[Structured figure records]
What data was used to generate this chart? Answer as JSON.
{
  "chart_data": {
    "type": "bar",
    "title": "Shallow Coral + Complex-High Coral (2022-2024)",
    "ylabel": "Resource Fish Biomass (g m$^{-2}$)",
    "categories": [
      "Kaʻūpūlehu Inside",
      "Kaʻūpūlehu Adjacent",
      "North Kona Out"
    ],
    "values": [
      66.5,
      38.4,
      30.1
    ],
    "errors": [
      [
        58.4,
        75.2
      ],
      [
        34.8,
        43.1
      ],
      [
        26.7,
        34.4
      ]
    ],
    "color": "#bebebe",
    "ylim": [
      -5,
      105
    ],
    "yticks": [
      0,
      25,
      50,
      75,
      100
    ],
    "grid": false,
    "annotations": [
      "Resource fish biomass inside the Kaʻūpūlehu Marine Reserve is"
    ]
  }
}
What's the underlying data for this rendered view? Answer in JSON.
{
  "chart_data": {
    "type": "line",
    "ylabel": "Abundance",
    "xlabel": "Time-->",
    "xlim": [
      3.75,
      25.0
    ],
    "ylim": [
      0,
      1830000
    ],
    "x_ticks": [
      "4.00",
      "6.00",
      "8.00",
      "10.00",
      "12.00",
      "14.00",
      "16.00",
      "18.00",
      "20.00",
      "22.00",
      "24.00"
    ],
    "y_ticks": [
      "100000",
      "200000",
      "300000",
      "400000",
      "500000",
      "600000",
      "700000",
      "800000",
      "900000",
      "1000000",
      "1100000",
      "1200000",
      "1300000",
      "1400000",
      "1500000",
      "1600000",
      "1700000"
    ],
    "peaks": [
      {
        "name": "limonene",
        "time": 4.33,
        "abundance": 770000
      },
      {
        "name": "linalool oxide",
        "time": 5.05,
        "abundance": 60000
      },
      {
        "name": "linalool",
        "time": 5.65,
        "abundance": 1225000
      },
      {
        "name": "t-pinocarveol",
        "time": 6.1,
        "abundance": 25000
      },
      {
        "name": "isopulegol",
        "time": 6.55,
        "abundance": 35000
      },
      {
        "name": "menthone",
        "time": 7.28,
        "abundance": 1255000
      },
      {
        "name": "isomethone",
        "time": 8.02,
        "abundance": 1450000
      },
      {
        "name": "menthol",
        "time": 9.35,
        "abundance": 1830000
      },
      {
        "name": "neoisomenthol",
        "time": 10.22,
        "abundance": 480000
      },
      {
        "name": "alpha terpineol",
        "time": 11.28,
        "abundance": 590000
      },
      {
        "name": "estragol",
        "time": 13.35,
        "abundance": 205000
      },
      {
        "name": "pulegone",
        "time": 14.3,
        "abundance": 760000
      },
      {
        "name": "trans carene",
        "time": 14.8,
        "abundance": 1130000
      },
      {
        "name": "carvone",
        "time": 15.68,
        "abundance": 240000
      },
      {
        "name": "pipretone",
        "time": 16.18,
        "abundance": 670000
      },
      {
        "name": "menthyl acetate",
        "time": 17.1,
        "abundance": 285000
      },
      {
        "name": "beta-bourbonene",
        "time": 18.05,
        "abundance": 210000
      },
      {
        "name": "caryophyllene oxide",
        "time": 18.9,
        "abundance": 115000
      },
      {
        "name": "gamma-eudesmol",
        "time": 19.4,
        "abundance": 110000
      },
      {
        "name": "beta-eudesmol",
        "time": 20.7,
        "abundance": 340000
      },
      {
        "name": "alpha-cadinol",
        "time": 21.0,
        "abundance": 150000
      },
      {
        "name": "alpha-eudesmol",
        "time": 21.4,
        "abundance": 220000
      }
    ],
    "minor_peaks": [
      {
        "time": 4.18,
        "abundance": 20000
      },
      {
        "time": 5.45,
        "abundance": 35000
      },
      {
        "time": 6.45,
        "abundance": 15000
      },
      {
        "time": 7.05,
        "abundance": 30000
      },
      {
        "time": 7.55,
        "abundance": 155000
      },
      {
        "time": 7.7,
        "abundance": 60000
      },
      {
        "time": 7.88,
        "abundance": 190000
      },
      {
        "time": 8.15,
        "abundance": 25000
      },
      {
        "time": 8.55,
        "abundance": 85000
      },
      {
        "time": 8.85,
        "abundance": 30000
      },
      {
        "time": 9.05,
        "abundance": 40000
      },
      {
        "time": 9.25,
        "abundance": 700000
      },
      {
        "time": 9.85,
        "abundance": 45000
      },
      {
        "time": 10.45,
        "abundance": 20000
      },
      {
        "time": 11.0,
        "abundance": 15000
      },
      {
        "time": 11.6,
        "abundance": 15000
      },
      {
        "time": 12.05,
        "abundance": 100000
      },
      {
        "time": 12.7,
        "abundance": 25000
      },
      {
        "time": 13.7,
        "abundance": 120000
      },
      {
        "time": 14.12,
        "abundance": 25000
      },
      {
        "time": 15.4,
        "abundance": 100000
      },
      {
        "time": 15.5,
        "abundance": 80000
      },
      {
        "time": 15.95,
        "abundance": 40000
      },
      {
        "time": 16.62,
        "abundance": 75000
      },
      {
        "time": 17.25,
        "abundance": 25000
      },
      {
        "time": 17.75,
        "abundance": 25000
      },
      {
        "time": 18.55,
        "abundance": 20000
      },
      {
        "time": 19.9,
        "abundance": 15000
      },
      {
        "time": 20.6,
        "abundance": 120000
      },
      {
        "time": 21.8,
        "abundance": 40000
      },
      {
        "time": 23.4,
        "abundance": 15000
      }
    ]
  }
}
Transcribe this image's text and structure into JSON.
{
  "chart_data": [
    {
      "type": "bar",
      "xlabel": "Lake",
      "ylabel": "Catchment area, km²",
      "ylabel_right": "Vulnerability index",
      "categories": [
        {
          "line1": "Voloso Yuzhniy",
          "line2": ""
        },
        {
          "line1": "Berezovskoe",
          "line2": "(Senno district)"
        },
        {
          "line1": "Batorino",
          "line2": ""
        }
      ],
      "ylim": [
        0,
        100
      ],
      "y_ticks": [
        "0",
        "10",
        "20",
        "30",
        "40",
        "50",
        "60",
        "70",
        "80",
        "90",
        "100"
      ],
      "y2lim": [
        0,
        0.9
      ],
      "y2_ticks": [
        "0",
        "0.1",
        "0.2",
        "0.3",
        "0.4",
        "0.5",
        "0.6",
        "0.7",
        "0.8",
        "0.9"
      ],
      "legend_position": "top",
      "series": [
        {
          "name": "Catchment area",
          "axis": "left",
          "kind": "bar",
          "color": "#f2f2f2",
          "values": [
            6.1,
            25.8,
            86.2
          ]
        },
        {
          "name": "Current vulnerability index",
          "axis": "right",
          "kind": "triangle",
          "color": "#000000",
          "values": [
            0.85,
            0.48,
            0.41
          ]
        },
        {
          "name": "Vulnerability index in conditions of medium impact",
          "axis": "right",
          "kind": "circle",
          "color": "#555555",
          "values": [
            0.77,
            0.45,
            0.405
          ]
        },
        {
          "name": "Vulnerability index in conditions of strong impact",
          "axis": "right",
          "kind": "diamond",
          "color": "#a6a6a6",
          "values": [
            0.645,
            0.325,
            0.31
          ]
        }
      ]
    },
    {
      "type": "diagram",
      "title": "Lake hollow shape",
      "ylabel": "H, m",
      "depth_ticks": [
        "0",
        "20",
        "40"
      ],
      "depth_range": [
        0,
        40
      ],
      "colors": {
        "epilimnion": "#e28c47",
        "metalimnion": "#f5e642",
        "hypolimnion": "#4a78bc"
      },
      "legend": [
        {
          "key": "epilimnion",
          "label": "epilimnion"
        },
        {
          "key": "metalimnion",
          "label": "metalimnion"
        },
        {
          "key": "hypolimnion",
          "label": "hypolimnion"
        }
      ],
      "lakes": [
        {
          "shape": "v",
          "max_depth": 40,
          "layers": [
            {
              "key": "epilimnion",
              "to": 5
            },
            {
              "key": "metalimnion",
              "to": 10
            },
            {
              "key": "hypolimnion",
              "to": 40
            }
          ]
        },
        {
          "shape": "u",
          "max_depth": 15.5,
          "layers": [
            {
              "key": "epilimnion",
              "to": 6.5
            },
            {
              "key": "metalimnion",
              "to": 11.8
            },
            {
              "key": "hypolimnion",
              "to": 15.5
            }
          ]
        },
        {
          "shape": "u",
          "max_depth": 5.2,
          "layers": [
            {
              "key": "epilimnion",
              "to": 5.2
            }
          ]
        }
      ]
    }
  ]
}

### [AIM]
From the entries above, return each line with the word "metalimnion" in it.

### [WRITTEN ANSWER]
        "metalimnion": "#f5e642",
          "key": "metalimnion",
          "label": "metalimnion"
              "key": "metalimnion",
              "key": "metalimnion",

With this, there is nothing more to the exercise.